--- Start of Records for the exercise ---

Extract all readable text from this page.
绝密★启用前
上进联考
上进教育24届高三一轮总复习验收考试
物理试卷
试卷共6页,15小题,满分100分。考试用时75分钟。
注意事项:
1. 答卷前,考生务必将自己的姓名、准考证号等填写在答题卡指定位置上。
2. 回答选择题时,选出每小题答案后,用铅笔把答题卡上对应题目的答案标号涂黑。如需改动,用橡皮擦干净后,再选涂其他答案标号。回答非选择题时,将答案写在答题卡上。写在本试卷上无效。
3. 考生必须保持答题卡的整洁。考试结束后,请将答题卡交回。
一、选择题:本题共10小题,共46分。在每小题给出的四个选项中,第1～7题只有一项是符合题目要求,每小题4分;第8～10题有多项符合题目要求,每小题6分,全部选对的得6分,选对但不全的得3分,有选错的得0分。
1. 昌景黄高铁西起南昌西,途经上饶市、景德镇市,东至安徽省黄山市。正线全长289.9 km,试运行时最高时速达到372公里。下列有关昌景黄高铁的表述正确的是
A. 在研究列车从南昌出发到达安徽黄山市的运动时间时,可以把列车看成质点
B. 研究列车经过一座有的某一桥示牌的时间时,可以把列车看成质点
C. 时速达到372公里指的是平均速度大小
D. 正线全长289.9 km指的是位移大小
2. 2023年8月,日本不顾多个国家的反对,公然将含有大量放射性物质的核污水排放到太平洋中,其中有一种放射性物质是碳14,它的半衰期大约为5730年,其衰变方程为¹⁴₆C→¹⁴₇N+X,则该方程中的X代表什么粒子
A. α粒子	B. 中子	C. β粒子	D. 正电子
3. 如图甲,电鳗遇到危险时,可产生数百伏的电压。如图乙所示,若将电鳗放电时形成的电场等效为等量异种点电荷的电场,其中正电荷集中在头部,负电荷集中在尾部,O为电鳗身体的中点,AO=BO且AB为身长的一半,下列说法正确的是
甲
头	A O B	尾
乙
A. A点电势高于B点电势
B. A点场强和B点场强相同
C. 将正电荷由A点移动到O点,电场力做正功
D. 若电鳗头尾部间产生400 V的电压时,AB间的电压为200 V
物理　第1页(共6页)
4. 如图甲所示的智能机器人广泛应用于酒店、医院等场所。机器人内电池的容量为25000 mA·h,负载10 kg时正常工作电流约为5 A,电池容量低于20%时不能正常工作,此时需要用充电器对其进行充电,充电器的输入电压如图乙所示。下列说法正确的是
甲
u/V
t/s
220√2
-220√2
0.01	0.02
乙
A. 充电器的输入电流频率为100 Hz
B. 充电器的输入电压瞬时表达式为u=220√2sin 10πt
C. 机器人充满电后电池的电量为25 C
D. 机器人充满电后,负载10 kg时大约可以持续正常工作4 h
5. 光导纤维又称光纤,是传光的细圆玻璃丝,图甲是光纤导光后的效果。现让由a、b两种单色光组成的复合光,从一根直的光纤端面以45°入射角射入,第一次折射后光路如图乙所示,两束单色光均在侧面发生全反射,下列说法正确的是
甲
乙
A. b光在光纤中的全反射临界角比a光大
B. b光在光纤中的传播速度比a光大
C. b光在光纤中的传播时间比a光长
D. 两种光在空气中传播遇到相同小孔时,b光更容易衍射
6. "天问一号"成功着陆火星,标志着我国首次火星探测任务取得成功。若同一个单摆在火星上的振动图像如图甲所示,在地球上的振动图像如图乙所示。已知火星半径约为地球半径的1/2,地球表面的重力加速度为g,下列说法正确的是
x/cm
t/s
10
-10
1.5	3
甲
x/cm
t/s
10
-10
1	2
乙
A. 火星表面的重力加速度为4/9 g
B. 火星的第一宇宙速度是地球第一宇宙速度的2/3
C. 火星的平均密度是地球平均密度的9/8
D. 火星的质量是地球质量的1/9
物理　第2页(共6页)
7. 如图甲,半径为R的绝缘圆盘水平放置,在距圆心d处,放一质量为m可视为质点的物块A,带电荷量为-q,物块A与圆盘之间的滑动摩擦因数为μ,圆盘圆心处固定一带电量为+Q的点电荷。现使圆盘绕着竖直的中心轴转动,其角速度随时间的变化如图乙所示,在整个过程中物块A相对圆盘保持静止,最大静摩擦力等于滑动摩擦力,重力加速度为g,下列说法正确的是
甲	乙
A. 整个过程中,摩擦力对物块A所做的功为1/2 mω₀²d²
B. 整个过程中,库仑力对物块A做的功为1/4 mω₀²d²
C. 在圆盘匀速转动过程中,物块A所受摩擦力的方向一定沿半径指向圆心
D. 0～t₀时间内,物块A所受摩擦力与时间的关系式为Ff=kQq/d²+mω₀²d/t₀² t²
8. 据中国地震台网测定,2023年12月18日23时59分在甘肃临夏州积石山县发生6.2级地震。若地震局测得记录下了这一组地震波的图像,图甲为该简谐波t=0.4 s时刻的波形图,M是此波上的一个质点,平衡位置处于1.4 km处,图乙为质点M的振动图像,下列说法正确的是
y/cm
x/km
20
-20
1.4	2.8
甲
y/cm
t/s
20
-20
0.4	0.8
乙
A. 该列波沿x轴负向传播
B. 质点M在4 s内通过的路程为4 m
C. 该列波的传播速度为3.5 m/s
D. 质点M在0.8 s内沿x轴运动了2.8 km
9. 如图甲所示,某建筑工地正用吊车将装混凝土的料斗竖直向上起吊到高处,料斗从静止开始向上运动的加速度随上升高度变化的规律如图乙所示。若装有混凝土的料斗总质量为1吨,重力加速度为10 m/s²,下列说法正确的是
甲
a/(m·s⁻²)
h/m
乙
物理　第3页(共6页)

--- End of Records for the exercise ---

Stated problem:
Write out every line of the preceding listing that contains "mω₀²d²".

Complete answer:
A. 整个过程中,摩擦力对物块A所做的功为1/2 mω₀²d²
B. 整个过程中,库仑力对物块A做的功为1/4 mω₀²d²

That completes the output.